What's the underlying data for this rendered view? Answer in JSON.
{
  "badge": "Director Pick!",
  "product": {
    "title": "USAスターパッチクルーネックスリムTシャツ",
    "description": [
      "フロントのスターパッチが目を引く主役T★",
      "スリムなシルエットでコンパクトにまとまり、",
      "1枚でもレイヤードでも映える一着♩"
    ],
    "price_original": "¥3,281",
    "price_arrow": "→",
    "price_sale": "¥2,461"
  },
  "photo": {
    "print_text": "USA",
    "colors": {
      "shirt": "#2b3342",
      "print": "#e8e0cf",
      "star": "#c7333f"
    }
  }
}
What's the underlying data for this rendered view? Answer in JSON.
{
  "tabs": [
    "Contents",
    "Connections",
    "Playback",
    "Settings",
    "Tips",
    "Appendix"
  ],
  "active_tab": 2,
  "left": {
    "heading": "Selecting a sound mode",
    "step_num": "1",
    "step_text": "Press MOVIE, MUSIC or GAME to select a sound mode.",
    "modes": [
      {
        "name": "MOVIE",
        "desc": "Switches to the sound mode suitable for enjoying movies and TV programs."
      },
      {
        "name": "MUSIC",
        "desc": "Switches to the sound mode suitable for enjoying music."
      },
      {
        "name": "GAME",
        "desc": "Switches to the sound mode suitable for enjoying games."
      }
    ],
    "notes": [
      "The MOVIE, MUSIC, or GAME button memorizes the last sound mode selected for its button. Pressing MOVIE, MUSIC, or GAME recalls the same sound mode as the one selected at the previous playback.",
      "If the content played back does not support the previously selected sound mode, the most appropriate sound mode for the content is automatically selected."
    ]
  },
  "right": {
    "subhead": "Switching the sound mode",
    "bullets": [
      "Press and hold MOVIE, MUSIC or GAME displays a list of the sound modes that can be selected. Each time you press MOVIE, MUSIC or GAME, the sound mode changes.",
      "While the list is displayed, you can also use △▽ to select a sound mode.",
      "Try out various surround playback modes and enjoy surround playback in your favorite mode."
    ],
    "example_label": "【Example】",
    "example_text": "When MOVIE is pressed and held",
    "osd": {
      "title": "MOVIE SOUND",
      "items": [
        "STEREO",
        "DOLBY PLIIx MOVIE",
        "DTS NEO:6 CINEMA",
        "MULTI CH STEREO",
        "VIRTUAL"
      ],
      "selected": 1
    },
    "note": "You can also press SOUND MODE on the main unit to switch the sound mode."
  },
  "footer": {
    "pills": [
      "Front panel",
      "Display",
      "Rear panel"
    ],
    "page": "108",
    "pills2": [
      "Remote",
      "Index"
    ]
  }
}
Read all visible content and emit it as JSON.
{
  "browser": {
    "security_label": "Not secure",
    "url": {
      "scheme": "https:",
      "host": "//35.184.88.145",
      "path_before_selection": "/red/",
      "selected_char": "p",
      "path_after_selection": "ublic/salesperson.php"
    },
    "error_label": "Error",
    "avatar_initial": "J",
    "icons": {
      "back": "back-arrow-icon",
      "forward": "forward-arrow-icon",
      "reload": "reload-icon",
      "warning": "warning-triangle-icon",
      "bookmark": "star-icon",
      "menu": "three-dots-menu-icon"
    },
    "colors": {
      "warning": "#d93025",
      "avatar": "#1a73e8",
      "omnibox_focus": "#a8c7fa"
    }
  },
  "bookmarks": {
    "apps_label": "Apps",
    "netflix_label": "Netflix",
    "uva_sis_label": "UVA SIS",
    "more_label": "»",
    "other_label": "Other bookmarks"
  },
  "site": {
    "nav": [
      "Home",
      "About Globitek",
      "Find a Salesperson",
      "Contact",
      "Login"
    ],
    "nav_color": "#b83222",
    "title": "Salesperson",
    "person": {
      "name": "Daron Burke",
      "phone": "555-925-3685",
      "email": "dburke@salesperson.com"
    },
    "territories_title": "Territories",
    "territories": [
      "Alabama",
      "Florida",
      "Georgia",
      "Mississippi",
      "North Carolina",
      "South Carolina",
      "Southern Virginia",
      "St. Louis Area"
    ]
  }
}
- - - -
Your goal — From the entries above, copy every line where the word "also" shows up.

Written response —
      "While the list is displayed, you can also use △▽ to select a sound mode.",
    "note": "You can also press SOUND MODE on the main unit to switch the sound mode."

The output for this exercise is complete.